■ Stored data ■

-=-=-

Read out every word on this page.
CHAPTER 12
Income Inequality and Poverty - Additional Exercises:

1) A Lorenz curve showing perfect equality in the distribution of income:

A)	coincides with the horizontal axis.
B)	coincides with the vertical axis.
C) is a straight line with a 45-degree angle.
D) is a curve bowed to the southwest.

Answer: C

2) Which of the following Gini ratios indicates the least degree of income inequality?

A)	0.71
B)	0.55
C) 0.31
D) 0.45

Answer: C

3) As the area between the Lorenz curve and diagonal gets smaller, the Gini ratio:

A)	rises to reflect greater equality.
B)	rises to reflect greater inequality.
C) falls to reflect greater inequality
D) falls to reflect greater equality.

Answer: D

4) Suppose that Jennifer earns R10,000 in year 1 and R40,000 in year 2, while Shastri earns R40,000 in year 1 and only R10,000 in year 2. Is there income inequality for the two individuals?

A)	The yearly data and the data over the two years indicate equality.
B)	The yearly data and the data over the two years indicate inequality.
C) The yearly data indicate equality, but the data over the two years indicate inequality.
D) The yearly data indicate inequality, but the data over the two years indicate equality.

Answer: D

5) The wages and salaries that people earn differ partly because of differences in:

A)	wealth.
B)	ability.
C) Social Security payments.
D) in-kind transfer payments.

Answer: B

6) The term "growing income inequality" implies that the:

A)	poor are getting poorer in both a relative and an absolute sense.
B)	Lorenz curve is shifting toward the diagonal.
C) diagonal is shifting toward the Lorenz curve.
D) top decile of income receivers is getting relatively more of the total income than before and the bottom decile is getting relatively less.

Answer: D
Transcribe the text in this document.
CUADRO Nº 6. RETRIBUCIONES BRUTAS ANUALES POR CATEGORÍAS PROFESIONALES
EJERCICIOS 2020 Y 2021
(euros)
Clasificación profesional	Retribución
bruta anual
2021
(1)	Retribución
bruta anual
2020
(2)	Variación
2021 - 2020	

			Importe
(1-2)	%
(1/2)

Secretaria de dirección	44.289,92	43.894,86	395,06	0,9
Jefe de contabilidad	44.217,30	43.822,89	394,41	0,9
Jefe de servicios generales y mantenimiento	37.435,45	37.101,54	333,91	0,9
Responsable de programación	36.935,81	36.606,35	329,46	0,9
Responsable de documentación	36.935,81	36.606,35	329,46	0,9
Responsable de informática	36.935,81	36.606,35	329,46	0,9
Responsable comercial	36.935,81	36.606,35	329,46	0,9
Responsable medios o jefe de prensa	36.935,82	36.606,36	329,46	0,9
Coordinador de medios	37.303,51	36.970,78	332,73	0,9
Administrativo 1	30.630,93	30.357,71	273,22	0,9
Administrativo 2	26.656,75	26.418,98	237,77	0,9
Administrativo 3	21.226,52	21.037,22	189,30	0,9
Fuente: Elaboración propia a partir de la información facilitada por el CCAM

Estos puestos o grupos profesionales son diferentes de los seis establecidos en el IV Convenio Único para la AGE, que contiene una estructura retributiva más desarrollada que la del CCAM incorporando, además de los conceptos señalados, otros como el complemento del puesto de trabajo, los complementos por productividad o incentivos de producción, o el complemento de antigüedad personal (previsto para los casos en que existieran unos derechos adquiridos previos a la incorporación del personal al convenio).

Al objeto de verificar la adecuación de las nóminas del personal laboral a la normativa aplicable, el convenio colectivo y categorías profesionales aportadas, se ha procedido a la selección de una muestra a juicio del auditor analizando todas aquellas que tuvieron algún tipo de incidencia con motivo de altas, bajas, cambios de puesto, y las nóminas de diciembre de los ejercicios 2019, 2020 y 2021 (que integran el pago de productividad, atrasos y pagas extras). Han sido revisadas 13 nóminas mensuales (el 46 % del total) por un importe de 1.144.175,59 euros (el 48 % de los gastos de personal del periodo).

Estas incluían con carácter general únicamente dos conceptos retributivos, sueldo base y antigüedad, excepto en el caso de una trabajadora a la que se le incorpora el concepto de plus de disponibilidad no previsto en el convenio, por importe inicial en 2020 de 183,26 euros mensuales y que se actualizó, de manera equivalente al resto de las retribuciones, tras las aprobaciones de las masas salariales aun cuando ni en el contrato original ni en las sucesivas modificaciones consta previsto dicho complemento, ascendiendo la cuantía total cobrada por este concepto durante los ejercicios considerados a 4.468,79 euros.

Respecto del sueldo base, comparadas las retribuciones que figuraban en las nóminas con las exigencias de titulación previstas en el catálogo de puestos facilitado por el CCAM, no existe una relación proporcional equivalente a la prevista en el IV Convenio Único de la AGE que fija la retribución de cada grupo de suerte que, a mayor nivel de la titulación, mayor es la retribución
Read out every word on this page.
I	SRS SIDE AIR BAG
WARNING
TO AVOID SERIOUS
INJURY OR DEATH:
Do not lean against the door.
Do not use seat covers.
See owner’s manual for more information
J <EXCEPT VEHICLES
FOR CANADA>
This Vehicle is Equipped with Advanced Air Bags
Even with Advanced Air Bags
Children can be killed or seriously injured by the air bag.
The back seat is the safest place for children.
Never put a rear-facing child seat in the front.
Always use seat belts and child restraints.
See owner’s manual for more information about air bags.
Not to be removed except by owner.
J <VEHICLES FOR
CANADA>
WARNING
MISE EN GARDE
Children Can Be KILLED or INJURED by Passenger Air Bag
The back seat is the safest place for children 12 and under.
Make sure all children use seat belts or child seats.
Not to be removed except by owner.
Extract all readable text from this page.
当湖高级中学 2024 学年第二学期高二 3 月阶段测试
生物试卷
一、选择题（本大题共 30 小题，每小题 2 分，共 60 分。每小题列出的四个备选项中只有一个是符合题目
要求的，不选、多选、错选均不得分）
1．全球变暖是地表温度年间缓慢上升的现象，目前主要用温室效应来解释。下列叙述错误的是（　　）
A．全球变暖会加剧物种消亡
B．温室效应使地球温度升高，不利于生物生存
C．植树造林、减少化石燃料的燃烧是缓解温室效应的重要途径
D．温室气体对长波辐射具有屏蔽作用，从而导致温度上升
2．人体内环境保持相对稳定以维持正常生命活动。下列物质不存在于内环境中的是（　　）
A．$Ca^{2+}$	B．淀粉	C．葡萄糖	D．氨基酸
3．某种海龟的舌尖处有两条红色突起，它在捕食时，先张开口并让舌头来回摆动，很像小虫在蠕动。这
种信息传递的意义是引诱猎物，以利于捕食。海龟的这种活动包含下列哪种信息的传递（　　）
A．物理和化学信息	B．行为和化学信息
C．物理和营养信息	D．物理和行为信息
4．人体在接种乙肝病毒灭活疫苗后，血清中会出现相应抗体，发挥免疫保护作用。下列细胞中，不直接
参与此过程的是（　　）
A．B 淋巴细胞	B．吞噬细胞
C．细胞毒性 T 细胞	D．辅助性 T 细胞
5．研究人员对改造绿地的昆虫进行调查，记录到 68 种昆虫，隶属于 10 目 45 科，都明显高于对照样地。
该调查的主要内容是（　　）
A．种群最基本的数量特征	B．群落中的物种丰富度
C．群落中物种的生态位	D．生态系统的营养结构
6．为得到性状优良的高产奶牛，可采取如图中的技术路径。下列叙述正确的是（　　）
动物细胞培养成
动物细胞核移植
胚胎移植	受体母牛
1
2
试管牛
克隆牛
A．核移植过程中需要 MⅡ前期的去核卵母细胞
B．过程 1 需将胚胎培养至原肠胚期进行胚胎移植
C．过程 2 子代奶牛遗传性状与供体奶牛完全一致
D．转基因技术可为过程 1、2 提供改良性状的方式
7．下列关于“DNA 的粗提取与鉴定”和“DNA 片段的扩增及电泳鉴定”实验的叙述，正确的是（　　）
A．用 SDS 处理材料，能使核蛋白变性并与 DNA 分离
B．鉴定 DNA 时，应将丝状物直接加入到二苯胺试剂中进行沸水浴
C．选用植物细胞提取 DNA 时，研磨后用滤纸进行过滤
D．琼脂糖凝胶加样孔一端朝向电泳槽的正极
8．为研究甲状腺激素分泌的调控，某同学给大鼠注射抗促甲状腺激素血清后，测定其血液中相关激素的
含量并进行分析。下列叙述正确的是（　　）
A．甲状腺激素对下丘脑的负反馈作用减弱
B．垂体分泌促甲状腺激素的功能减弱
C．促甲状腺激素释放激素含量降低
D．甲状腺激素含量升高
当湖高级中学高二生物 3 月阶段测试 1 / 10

-=-=-

■ Goal of the exercise ■
Copy and report every line where the word "curve" is present.

■ Complete response ■
1) A Lorenz curve showing perfect equality in the distribution of income:
D) is a curve bowed to the southwest.
3) As the area between the Lorenz curve and diagonal gets smaller, the Gini ratio:
B)	Lorenz curve is shifting toward the diagonal.
C) diagonal is shifting toward the Lorenz curve.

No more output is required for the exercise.